**YOUR INSTRUCTIONS:**
Go through the records and extract every line with the word "JSON".

──────────

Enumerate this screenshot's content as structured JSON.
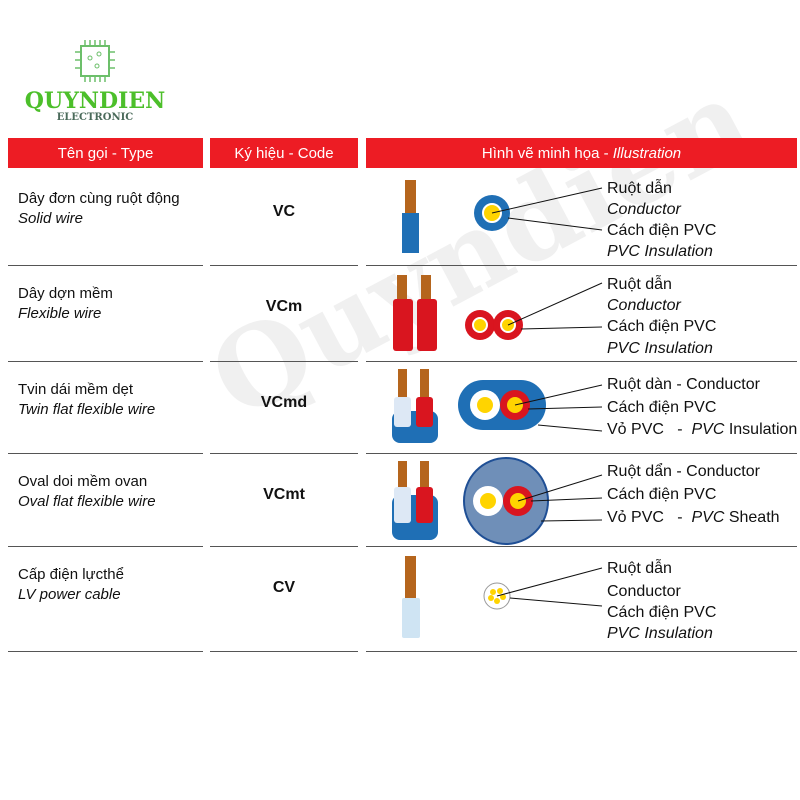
{
  "logo": {
    "name": "QUYNDIEN",
    "sub": "ELECTRONIC"
  },
  "watermark": "Quyndien",
  "header": {
    "type": "Tên gọi - Type",
    "code": "Ký hiệu - Code",
    "illustration_vi": "Hình vẽ minh họa - ",
    "illustration_en": "Illustration"
  },
  "rows": [
    {
      "name_vi": "Dây đơn cùng ruột động",
      "name_en": "Solid wire",
      "code": "VC",
      "labels": [
        "Ruột dẫn",
        "Conductor",
        "Cách điện PVC",
        "PVC Insulation"
      ]
    },
    {
      "name_vi": "Dây dợn mềm",
      "name_en": "Flexible wire",
      "code": "VCm",
      "labels": [
        "Ruột dẫn",
        "Conductor",
        "Cách điện PVC",
        "PVC Insulation"
      ]
    },
    {
      "name_vi": "Tvin dái mềm dẹt",
      "name_en": "Twin flat flexible wire",
      "code": "VCmd",
      "labels": [
        "Ruột dàn - Conductor",
        "Cách điện PVC",
        "Vỏ PVC   -  ",
        "PVC",
        " Insulation"
      ]
    },
    {
      "name_vi": "Oval doi mềm ovan",
      "name_en": "Oval flat flexible wire",
      "code": "VCmt",
      "labels": [
        "Ruột dẩn - Conductor",
        "Cách điện PVC",
        "Vỏ PVC   -  ",
        "PVC",
        " Sheath"
      ]
    },
    {
      "name_vi": "Cấp điện lựcthể",
      "name_en": "LV power cable",
      "code": "CV",
      "labels": [
        "Ruột dẫn",
        "Conductor",
        "Cách điện PVC",
        "PVC Insulation"
      ]
    }
  ],
  "colors": {
    "header": "#ed1c24",
    "logo": "#4cbf2a",
    "copper": "#b5651d",
    "blue": "#1f6fb5",
    "red": "#d9151f",
    "yellow": "#ffd400"
  }
}
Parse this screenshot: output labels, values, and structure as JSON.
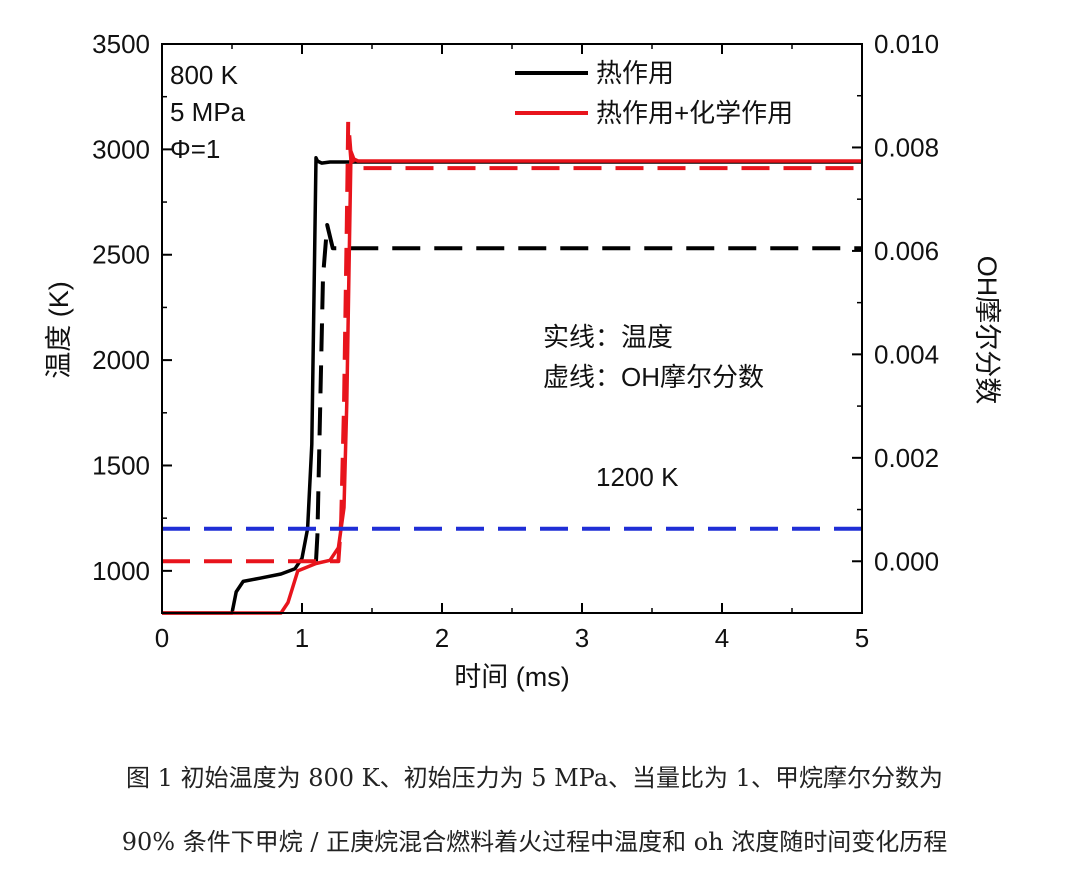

──────────

**IN RESPONSE:**
Enumerate this screenshot's content as structured JSON.
Parse this screenshot: output labels, values, and structure as JSON.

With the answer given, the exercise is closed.